* [Given instruction] Identify, in the records below, every line where the string "ログイン" appears, and copy each such line.

* [Data excerpts]
================================
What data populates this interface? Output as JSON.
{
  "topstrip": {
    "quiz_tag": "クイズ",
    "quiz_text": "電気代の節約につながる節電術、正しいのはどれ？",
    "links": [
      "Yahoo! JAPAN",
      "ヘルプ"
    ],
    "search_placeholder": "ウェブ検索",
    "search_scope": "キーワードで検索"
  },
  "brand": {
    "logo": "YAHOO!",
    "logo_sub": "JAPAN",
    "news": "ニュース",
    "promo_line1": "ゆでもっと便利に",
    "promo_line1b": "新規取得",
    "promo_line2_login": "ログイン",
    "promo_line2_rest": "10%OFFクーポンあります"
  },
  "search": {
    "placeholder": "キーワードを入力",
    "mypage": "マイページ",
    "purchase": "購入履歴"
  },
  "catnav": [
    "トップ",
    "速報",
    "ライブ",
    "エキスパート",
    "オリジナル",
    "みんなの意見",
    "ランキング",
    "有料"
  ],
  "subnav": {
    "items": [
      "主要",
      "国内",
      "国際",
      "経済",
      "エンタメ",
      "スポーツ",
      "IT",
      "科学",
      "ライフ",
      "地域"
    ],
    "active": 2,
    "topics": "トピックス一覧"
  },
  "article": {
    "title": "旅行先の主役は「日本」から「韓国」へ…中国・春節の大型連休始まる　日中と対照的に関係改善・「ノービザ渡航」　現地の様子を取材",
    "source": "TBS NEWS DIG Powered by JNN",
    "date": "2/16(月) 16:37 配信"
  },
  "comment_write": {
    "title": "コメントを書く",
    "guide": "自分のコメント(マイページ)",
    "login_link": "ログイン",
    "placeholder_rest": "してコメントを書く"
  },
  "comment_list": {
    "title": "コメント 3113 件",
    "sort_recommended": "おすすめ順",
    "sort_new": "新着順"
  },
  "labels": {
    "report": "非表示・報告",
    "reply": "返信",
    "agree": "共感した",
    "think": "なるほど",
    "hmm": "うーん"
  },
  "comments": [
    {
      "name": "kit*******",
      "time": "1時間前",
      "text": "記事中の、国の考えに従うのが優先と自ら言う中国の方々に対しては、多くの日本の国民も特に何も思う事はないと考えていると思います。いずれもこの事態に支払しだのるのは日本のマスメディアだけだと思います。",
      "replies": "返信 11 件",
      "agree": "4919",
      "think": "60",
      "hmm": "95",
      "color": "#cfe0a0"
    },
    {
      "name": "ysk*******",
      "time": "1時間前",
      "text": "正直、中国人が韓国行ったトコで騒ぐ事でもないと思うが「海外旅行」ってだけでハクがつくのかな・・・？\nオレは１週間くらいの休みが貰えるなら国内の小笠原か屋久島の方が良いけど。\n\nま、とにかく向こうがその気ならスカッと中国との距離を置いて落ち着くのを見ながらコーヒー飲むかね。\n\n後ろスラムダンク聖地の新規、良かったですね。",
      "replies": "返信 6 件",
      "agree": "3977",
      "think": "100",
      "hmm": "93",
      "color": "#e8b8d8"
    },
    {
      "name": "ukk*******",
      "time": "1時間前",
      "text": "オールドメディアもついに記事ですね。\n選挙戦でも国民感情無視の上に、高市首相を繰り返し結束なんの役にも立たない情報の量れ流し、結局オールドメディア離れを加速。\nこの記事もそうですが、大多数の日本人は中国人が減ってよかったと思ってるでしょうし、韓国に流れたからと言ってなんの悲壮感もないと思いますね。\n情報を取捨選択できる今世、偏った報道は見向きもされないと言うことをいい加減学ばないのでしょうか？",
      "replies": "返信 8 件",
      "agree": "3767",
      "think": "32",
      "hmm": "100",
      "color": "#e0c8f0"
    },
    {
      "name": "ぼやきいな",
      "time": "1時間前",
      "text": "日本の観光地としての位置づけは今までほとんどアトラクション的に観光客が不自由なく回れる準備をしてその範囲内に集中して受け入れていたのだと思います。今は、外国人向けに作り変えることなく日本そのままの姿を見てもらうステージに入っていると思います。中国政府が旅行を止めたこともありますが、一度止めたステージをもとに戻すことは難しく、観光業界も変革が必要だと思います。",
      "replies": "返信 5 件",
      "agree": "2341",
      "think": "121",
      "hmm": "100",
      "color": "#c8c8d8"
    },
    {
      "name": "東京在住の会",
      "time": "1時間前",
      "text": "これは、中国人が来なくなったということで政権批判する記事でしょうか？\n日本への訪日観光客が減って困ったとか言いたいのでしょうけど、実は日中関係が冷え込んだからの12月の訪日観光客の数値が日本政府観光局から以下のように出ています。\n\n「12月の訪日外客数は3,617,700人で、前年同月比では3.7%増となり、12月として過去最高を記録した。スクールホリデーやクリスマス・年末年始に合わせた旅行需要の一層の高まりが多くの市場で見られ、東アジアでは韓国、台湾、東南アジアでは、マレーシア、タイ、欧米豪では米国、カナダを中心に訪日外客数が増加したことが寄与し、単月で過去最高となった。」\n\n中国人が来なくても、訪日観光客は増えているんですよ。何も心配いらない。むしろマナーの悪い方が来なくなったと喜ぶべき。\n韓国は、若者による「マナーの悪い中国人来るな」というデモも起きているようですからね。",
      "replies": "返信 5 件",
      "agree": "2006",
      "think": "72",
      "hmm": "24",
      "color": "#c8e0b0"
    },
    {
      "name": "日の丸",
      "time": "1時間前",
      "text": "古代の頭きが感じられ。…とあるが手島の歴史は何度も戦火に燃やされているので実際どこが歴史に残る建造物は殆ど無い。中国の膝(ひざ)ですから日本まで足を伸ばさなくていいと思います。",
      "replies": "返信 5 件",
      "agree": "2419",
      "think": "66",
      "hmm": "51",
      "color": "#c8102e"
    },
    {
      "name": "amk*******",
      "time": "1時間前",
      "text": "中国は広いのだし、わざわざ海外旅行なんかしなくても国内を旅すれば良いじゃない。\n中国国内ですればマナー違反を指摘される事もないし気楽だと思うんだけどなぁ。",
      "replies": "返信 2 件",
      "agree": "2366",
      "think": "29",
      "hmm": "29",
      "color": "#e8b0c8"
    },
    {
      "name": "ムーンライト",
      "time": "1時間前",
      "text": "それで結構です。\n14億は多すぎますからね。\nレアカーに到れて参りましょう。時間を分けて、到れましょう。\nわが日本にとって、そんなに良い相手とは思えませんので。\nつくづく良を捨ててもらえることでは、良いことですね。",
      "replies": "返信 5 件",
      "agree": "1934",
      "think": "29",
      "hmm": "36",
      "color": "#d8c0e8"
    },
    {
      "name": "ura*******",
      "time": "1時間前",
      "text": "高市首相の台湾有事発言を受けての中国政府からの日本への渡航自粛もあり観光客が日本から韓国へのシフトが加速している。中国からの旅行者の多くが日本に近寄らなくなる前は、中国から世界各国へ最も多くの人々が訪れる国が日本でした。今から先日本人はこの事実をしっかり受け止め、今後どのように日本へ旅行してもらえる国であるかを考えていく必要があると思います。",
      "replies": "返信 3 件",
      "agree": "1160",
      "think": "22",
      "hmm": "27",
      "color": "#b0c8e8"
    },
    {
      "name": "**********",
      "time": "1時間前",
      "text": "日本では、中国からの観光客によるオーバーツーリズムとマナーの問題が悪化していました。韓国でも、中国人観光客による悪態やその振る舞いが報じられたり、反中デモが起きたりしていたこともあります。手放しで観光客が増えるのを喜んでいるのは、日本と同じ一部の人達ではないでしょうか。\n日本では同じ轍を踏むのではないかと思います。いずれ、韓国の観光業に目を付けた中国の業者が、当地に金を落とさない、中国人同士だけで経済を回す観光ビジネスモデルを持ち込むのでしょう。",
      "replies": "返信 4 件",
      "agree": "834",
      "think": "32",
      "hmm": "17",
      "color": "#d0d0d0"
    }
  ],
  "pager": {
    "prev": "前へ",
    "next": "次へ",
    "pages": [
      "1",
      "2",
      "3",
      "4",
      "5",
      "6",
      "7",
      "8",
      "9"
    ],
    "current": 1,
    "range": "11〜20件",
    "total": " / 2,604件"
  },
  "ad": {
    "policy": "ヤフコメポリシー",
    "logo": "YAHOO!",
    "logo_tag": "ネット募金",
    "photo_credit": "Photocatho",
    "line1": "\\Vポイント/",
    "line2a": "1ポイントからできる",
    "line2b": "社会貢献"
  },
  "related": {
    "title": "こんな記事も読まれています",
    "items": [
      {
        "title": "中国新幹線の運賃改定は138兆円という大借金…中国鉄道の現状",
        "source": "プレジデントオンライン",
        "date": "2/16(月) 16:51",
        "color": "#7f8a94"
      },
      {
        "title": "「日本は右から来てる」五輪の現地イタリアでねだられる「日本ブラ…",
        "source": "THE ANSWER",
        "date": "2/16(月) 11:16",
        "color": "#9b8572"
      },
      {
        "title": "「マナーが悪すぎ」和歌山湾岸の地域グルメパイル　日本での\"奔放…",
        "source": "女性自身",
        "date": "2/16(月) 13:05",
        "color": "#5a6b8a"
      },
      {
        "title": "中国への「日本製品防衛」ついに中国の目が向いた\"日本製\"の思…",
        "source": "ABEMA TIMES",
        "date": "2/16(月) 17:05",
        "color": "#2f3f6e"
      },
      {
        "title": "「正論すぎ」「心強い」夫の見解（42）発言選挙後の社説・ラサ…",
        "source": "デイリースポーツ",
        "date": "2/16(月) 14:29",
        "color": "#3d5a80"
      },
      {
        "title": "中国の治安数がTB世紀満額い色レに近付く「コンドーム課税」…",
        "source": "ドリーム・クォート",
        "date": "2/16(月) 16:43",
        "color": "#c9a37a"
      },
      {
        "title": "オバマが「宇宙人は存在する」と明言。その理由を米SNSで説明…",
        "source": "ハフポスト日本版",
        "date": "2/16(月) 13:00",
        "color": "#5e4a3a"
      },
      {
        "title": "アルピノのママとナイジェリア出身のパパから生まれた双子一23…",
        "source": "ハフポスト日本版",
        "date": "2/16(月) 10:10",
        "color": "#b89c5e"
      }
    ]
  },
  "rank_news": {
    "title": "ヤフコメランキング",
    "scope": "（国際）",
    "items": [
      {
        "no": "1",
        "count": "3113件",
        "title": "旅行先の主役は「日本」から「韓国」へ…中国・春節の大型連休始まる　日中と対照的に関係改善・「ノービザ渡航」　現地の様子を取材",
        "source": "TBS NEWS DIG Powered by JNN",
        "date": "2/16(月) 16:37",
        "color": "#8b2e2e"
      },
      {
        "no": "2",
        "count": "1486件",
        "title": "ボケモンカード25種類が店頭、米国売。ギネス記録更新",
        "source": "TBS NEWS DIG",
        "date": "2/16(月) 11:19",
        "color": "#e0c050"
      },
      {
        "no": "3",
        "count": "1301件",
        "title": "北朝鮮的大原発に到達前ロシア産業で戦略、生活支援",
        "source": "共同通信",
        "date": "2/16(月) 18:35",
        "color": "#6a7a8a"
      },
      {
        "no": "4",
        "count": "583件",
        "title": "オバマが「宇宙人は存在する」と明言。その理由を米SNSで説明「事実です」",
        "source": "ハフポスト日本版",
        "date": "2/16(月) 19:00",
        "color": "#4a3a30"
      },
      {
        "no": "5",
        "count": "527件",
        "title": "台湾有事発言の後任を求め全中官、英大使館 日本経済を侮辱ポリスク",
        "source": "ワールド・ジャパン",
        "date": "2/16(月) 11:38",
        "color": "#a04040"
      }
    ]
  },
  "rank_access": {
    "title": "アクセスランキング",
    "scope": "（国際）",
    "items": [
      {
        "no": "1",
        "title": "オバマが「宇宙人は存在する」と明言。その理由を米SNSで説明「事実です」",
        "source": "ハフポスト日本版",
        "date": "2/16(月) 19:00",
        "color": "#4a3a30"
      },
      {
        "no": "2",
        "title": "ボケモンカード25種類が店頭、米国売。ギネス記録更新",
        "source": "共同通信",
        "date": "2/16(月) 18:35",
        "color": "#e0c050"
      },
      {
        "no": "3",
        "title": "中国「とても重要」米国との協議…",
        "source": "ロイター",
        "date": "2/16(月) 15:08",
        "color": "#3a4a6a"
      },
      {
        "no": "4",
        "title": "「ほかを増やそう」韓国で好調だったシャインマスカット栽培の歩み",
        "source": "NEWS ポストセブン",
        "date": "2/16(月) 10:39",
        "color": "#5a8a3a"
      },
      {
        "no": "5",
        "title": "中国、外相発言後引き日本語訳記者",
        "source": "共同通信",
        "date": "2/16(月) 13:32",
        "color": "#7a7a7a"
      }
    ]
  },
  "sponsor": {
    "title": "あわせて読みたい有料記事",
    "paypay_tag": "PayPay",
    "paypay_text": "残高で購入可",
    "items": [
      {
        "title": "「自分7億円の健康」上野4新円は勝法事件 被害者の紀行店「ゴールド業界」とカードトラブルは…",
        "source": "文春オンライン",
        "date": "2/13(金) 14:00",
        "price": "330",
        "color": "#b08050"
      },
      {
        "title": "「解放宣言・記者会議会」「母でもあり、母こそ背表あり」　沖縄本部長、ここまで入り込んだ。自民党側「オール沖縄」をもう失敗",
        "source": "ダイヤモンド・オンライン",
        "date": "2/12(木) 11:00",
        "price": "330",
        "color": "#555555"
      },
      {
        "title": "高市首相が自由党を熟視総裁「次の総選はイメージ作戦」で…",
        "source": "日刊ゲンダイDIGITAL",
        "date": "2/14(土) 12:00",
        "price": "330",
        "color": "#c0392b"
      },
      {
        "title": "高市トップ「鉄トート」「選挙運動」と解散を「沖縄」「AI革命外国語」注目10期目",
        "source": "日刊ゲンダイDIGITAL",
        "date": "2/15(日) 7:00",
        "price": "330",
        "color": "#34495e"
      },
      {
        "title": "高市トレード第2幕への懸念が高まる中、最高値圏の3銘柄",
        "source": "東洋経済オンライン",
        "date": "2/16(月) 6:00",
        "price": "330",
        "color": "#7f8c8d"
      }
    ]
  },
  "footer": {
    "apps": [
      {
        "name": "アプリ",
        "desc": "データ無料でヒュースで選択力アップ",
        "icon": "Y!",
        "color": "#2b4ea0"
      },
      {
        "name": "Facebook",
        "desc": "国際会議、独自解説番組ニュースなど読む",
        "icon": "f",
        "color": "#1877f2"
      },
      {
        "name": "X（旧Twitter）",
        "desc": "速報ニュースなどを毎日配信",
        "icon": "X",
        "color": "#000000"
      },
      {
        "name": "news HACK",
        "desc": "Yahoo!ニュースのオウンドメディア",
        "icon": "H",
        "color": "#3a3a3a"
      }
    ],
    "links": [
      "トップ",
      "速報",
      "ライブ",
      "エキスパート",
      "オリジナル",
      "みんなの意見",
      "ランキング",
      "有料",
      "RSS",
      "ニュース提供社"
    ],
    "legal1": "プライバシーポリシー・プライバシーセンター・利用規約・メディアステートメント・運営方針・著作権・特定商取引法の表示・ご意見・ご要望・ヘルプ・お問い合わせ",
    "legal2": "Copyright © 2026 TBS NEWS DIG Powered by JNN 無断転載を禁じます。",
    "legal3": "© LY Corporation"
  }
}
================================
* [Exercise response]
    "promo_line2_login": "ログイン",
    "login_link": "ログイン",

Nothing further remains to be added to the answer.